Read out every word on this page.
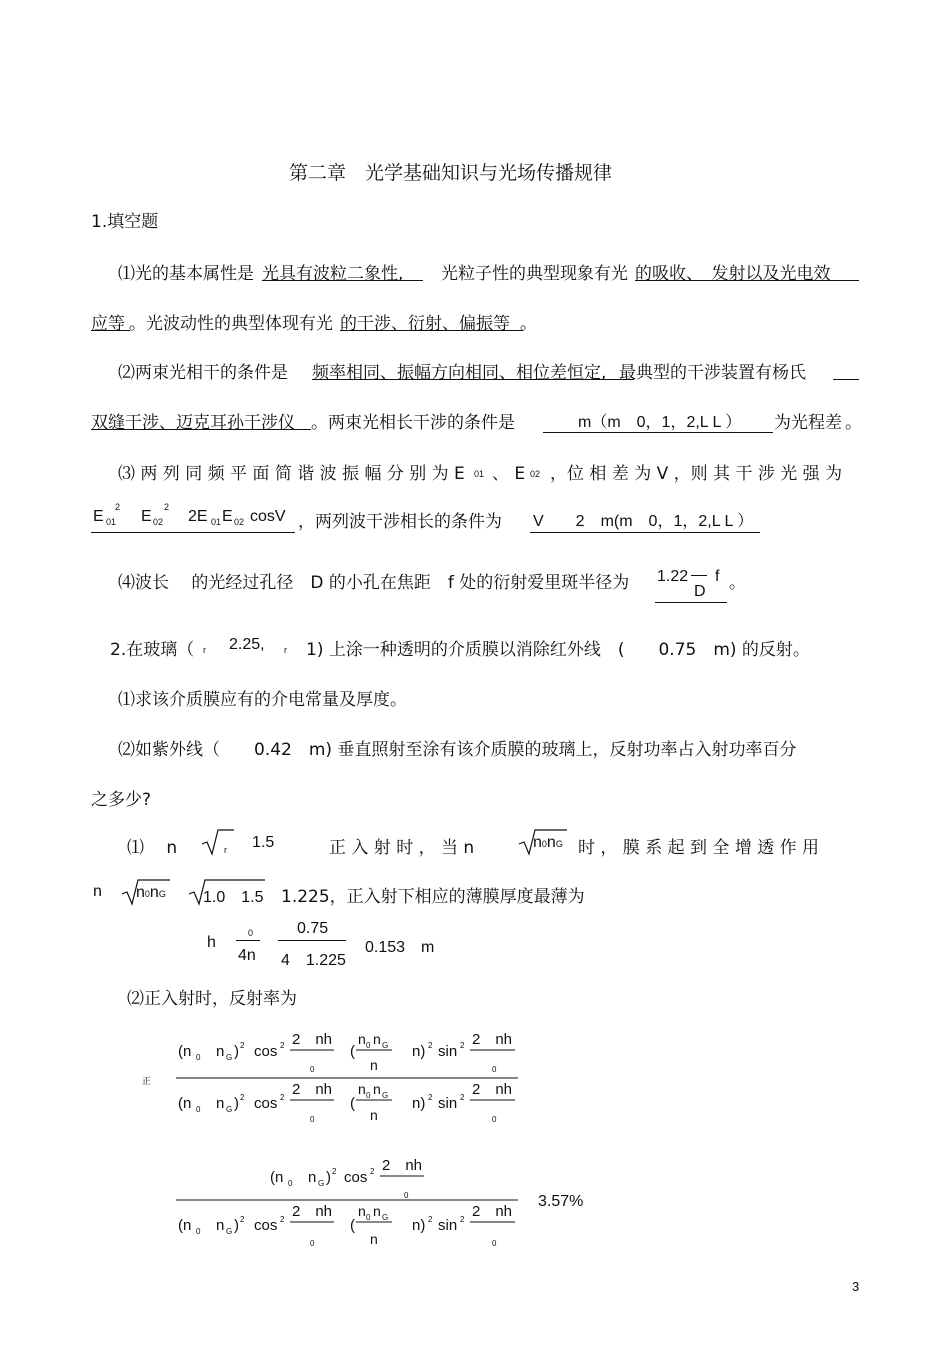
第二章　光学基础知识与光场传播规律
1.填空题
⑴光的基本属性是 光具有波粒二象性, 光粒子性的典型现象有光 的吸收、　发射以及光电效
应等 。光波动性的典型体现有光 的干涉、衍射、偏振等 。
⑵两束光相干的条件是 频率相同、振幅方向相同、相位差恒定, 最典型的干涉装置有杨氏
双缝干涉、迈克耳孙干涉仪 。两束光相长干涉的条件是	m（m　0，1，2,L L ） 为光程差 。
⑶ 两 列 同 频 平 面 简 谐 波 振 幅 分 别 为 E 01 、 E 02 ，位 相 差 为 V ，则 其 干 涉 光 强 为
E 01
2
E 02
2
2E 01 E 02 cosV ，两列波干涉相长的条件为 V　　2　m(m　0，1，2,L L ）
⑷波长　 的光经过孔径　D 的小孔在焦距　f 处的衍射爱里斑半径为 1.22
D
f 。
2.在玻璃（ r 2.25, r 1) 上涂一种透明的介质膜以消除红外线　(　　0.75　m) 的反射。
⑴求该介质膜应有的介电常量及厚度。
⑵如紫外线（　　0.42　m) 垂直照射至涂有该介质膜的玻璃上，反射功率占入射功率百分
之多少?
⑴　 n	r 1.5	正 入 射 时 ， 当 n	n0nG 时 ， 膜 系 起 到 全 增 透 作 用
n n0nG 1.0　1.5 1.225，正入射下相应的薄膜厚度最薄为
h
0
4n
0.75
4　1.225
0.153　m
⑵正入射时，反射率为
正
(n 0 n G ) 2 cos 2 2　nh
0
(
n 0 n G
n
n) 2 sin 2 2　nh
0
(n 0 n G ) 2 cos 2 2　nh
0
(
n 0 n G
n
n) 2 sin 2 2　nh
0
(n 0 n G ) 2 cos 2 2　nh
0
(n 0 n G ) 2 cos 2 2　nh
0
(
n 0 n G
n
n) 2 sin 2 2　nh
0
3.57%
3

====================

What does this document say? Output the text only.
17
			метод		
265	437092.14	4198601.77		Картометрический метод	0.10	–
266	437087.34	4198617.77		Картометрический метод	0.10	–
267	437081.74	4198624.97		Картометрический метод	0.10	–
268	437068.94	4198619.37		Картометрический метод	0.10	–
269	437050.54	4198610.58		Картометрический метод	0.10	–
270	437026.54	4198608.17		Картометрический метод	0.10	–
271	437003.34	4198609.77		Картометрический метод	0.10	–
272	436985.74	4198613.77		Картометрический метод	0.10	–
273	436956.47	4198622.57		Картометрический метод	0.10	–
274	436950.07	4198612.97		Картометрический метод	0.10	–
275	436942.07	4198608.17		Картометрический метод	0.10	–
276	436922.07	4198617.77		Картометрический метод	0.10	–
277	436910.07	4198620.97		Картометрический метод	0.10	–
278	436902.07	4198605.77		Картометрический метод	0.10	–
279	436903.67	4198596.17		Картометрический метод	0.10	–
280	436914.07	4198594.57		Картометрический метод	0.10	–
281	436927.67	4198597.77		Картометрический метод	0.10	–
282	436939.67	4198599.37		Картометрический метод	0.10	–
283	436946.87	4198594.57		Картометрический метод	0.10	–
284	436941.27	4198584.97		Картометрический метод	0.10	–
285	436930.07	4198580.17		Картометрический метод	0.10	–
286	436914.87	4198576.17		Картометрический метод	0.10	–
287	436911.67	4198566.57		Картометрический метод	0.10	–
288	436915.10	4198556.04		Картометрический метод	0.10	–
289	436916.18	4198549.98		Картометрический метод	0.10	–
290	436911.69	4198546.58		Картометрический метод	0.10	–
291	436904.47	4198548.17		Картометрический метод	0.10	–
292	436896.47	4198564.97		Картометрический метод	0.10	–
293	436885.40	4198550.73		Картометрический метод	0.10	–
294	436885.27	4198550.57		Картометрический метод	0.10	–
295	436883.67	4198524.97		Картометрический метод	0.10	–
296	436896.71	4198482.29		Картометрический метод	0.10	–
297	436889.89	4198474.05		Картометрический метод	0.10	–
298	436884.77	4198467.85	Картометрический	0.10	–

====================

WHAT YOU SHOULD DO: State the count of lines above containing the string "this", and add nothing to it.

RESULT OF THE EXERCISE: 2